What you have to do:
Write out each line word for word. Drop pictures.

Records for processing:
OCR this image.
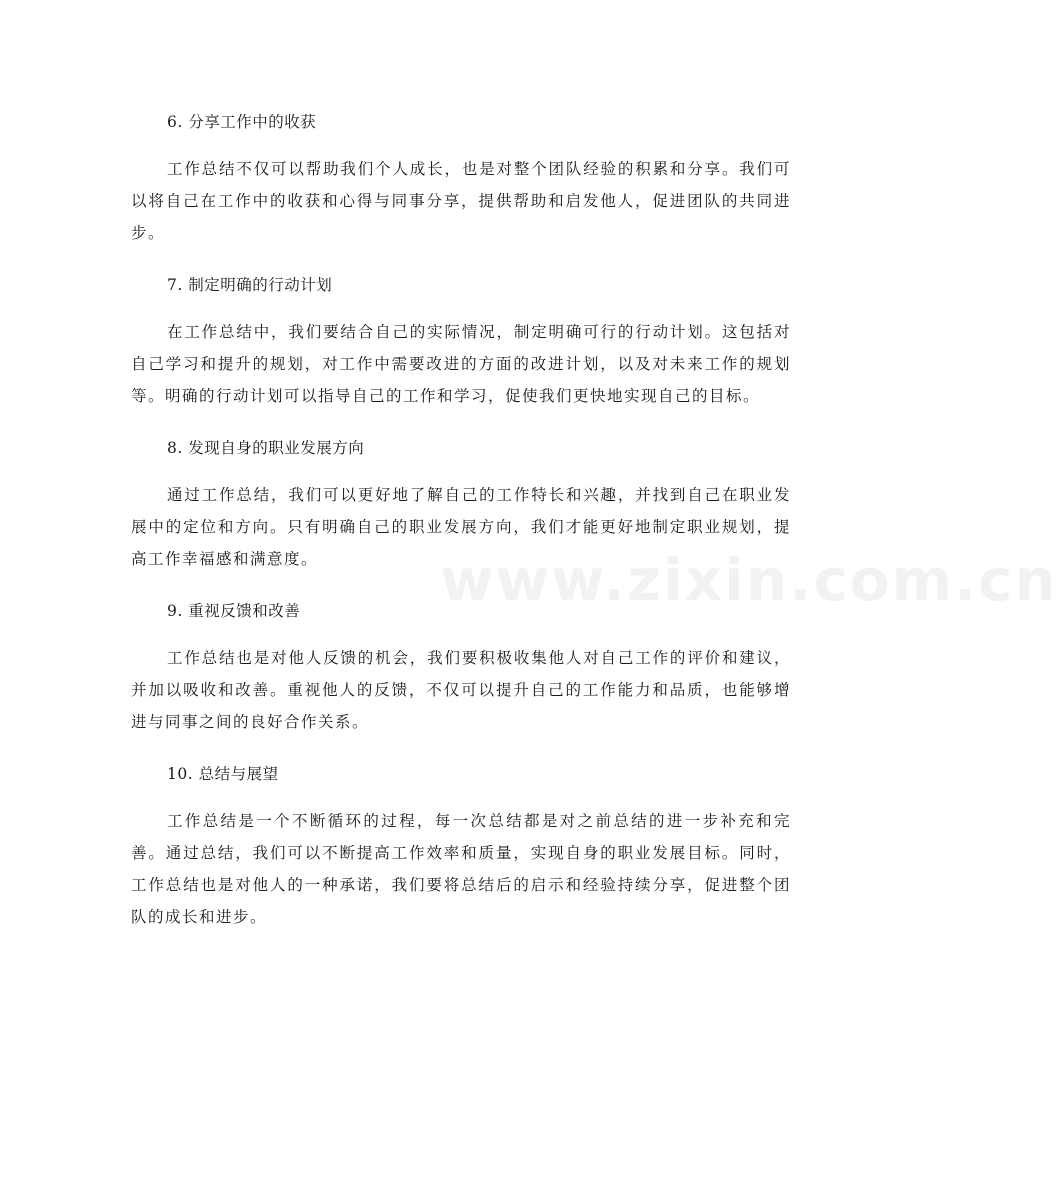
6. 分享工作中的收获

工作总结不仅可以帮助我们个人成长，也是对整个团队经验的积累和分享。我们可以将自己在工作中的收获和心得与同事分享，提供帮助和启发他人，促进团队的共同进步。

7. 制定明确的行动计划

在工作总结中，我们要结合自己的实际情况，制定明确可行的行动计划。这包括对自己学习和提升的规划，对工作中需要改进的方面的改进计划，以及对未来工作的规划等。明确的行动计划可以指导自己的工作和学习，促使我们更快地实现自己的目标。

8. 发现自身的职业发展方向

通过工作总结，我们可以更好地了解自己的工作特长和兴趣，并找到自己在职业发展中的定位和方向。只有明确自己的职业发展方向，我们才能更好地制定职业规划，提高工作幸福感和满意度。

9. 重视反馈和改善

工作总结也是对他人反馈的机会，我们要积极收集他人对自己工作的评价和建议，并加以吸收和改善。重视他人的反馈，不仅可以提升自己的工作能力和品质，也能够增进与同事之间的良好合作关系。

10. 总结与展望

工作总结是一个不断循环的过程，每一次总结都是对之前总结的进一步补充和完善。通过总结，我们可以不断提高工作效率和质量，实现自身的职业发展目标。同时，工作总结也是对他人的一种承诺，我们要将总结后的启示和经验持续分享，促进整个团队的成长和进步。

www.zixin.com.cn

Response:
OCR this image.
6. 分享工作中的收获

工作总结不仅可以帮助我们个人成长，也是对整个团队经验的积累和分享。我们可以将自己在工作中的收获和心得与同事分享，提供帮助和启发他人，促进团队的共同进步。

7. 制定明确的行动计划

在工作总结中，我们要结合自己的实际情况，制定明确可行的行动计划。这包括对自己学习和提升的规划，对工作中需要改进的方面的改进计划，以及对未来工作的规划等。明确的行动计划可以指导自己的工作和学习，促使我们更快地实现自己的目标。

8. 发现自身的职业发展方向

通过工作总结，我们可以更好地了解自己的工作特长和兴趣，并找到自己在职业发展中的定位和方向。只有明确自己的职业发展方向，我们才能更好地制定职业规划，提高工作幸福感和满意度。

9. 重视反馈和改善

工作总结也是对他人反馈的机会，我们要积极收集他人对自己工作的评价和建议，并加以吸收和改善。重视他人的反馈，不仅可以提升自己的工作能力和品质，也能够增进与同事之间的良好合作关系。

10. 总结与展望

工作总结是一个不断循环的过程，每一次总结都是对之前总结的进一步补充和完善。通过总结，我们可以不断提高工作效率和质量，实现自身的职业发展目标。同时，工作总结也是对他人的一种承诺，我们要将总结后的启示和经验持续分享，促进整个团队的成长和进步。

www.zixin.com.cn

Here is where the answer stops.